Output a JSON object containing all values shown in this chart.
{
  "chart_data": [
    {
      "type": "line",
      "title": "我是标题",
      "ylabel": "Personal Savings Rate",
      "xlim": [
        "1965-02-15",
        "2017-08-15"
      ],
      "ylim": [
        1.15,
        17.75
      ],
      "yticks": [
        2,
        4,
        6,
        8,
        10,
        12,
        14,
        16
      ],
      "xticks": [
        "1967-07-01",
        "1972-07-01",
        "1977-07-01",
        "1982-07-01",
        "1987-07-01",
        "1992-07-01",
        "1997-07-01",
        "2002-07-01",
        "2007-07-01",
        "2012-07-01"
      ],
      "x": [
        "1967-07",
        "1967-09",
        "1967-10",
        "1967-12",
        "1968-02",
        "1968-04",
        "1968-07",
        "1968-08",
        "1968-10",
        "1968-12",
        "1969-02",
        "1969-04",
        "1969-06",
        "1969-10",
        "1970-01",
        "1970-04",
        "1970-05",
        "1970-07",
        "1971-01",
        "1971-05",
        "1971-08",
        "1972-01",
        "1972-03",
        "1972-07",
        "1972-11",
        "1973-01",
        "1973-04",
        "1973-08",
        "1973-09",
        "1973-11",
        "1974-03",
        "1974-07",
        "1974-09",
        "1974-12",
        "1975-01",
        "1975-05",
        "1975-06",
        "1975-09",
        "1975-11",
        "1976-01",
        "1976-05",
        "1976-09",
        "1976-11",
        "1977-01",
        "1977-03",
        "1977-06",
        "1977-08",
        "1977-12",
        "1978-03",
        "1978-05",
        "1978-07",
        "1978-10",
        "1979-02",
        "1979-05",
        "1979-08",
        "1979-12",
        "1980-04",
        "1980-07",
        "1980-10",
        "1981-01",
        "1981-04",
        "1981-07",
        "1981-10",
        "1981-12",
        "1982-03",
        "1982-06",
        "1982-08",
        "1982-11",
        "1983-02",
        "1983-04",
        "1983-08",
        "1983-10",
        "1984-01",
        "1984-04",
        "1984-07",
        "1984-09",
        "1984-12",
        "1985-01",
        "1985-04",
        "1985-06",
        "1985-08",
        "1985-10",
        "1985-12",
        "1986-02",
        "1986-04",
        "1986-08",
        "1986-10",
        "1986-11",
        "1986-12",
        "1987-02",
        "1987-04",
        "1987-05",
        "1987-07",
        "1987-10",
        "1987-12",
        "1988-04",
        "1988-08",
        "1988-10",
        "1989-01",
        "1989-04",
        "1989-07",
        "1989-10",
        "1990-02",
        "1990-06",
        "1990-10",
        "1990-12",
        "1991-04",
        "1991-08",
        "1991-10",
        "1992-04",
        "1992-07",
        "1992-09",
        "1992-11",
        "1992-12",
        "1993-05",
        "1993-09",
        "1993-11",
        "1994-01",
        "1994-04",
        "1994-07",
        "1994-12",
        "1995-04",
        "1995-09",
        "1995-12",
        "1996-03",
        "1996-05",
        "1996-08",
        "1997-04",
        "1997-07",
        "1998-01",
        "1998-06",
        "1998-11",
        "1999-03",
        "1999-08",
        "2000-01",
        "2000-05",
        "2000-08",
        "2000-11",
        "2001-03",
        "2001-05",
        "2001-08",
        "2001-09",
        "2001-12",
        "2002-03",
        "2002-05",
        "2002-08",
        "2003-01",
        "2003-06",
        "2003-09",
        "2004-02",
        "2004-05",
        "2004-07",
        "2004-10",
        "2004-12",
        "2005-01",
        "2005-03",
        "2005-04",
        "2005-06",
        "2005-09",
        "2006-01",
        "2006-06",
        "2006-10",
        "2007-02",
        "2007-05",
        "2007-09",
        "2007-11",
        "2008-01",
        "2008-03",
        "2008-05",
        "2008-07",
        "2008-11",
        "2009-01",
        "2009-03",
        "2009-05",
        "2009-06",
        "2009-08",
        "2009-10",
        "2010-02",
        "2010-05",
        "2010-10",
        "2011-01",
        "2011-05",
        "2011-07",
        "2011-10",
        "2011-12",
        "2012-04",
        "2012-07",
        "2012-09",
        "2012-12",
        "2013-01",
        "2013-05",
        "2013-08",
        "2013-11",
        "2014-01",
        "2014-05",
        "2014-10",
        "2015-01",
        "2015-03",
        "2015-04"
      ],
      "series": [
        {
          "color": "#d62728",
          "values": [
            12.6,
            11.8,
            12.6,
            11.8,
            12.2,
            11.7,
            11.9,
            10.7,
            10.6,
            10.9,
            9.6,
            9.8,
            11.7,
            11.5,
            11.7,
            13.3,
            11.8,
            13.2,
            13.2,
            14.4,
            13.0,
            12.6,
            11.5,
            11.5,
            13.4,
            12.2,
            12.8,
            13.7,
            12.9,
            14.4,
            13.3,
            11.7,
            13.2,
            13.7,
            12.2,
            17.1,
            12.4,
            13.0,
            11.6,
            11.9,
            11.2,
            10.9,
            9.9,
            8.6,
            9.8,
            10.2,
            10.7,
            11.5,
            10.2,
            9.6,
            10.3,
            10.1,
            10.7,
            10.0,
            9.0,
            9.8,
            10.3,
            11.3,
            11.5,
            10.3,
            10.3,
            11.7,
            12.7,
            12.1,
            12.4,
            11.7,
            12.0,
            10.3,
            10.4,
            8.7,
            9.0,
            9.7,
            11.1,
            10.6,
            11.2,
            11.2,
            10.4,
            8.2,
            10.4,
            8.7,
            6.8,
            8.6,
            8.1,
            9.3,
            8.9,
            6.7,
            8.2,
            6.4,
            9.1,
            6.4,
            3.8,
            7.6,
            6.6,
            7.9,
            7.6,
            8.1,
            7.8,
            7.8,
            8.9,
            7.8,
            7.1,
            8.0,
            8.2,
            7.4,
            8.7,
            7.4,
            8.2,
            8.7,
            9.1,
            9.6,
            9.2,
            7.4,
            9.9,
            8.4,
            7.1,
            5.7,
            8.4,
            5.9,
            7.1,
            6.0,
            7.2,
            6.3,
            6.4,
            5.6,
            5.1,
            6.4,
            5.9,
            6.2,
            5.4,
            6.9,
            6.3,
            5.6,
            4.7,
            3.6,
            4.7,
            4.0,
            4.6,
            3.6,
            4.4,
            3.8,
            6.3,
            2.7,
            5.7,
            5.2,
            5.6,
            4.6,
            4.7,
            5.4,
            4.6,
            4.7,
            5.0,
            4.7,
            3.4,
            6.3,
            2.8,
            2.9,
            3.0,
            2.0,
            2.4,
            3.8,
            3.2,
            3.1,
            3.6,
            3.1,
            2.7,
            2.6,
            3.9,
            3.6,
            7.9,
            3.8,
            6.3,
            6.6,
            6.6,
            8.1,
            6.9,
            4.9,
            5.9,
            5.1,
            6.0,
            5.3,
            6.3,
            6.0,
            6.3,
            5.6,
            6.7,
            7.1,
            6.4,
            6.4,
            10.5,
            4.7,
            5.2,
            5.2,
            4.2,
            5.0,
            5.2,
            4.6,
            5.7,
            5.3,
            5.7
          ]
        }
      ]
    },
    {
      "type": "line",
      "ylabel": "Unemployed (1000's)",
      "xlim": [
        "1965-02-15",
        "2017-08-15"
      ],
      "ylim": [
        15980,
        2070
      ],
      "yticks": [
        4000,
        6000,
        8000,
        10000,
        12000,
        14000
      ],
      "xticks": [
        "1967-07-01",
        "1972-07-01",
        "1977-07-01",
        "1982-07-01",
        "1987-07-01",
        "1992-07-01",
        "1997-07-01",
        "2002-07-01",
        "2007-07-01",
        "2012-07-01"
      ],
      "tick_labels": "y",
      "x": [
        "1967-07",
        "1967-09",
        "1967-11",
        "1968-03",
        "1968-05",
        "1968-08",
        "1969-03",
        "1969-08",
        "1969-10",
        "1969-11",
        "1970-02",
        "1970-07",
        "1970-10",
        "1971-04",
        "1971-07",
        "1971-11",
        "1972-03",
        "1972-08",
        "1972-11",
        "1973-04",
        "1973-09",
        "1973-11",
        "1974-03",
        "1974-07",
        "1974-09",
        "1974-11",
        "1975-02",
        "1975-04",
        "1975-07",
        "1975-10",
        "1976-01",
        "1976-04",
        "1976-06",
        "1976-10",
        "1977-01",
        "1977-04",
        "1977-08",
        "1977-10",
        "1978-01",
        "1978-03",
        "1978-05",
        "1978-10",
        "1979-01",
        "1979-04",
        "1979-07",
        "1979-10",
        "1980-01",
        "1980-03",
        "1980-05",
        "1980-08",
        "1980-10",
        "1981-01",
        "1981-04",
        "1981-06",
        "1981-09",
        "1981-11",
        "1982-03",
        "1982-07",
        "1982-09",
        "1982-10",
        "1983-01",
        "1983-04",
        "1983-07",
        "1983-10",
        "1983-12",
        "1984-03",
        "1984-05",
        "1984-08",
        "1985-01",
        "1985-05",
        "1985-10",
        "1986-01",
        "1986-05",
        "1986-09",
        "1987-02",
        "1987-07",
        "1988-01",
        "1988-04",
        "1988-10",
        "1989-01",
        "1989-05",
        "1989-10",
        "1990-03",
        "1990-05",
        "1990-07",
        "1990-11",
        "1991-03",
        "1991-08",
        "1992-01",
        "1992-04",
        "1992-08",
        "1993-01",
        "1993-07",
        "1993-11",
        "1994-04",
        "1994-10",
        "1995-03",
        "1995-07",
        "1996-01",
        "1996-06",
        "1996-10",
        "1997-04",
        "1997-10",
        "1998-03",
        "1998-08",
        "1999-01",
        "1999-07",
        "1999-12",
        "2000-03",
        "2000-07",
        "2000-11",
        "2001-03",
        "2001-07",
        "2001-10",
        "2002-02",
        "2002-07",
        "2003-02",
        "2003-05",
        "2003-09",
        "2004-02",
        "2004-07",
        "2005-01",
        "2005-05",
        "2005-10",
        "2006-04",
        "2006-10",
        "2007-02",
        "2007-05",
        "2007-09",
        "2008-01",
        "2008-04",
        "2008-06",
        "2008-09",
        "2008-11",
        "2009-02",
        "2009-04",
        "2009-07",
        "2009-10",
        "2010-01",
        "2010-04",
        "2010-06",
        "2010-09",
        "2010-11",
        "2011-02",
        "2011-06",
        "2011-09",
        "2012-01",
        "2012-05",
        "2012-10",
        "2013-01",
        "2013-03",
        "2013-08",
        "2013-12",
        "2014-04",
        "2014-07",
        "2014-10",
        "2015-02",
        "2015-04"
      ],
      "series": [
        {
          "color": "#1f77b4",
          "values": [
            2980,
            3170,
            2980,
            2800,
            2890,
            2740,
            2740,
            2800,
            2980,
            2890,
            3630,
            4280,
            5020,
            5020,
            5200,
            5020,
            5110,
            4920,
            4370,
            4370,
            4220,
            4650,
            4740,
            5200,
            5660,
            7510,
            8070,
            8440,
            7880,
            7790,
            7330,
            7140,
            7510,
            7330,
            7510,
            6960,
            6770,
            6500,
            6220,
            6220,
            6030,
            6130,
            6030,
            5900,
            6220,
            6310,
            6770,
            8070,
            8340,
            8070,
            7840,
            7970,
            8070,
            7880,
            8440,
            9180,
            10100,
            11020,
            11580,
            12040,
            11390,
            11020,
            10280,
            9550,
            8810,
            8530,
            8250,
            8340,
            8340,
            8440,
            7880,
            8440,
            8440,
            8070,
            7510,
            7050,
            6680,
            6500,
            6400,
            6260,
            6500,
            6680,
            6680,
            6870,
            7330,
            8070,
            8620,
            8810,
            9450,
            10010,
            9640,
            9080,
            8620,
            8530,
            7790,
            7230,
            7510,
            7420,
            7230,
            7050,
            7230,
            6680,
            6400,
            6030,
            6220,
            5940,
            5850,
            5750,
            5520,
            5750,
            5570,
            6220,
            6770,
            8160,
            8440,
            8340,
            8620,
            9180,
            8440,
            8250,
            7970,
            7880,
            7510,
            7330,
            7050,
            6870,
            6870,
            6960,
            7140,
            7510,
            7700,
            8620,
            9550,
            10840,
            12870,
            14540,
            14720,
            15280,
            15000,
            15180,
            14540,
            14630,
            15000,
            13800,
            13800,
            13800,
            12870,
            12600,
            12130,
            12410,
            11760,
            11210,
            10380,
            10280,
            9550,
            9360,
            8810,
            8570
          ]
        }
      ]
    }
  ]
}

····················

What the task asks: Pick out all lines containing the string "ylabel".

Exercise answer:
      "ylabel": "Personal Savings Rate",
      "ylabel": "Unemployed (1000's)",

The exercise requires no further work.